§ **EXERCISE**: Every entry that follows needs to be repeated exactly.

§ **INFORMATION PROVIDED**:
┏━━

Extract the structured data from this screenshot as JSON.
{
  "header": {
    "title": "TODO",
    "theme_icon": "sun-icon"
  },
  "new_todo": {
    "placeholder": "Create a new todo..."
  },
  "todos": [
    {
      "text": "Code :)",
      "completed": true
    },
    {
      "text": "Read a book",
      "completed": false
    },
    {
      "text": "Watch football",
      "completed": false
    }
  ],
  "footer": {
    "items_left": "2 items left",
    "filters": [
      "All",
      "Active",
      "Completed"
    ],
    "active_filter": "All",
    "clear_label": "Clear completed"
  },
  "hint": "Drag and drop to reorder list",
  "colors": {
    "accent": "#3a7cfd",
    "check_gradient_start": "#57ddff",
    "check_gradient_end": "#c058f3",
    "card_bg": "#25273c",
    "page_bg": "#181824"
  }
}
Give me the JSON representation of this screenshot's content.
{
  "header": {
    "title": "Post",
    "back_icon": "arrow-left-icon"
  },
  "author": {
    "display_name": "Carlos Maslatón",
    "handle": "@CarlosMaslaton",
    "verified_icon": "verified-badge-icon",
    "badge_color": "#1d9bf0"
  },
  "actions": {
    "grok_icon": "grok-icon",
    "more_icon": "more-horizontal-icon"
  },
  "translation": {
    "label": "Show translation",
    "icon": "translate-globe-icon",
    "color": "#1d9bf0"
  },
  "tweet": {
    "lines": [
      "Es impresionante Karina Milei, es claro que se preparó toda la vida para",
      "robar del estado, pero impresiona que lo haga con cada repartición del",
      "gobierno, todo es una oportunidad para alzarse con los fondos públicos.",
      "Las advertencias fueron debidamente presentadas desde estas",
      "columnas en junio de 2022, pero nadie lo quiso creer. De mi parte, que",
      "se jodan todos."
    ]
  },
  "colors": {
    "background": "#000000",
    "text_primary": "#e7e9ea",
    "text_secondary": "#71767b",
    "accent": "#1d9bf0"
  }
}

┗━━

§ **TASK SOLUTION**:
Extract the structured data from this screenshot as JSON.
{
  "header": {
    "title": "TODO",
    "theme_icon": "sun-icon"
  },
  "new_todo": {
    "placeholder": "Create a new todo..."
  },
  "todos": [
    {
      "text": "Code :)",
      "completed": true
    },
    {
      "text": "Read a book",
      "completed": false
    },
    {
      "text": "Watch football",
      "completed": false
    }
  ],
  "footer": {
    "items_left": "2 items left",
    "filters": [
      "All",
      "Active",
      "Completed"
    ],
    "active_filter": "All",
    "clear_label": "Clear completed"
  },
  "hint": "Drag and drop to reorder list",
  "colors": {
    "accent": "#3a7cfd",
    "check_gradient_start": "#57ddff",
    "check_gradient_end": "#c058f3",
    "card_bg": "#25273c",
    "page_bg": "#181824"
  }
}
Give me the JSON representation of this screenshot's content.
{
  "header": {
    "title": "Post",
    "back_icon": "arrow-left-icon"
  },
  "author": {
    "display_name": "Carlos Maslatón",
    "handle": "@CarlosMaslaton",
    "verified_icon": "verified-badge-icon",
    "badge_color": "#1d9bf0"
  },
  "actions": {
    "grok_icon": "grok-icon",
    "more_icon": "more-horizontal-icon"
  },
  "translation": {
    "label": "Show translation",
    "icon": "translate-globe-icon",
    "color": "#1d9bf0"
  },
  "tweet": {
    "lines": [
      "Es impresionante Karina Milei, es claro que se preparó toda la vida para",
      "robar del estado, pero impresiona que lo haga con cada repartición del",
      "gobierno, todo es una oportunidad para alzarse con los fondos públicos.",
      "Las advertencias fueron debidamente presentadas desde estas",
      "columnas en junio de 2022, pero nadie lo quiso creer. De mi parte, que",
      "se jodan todos."
    ]
  },
  "colors": {
    "background": "#000000",
    "text_primary": "#e7e9ea",
    "text_secondary": "#71767b",
    "accent": "#1d9bf0"
  }
}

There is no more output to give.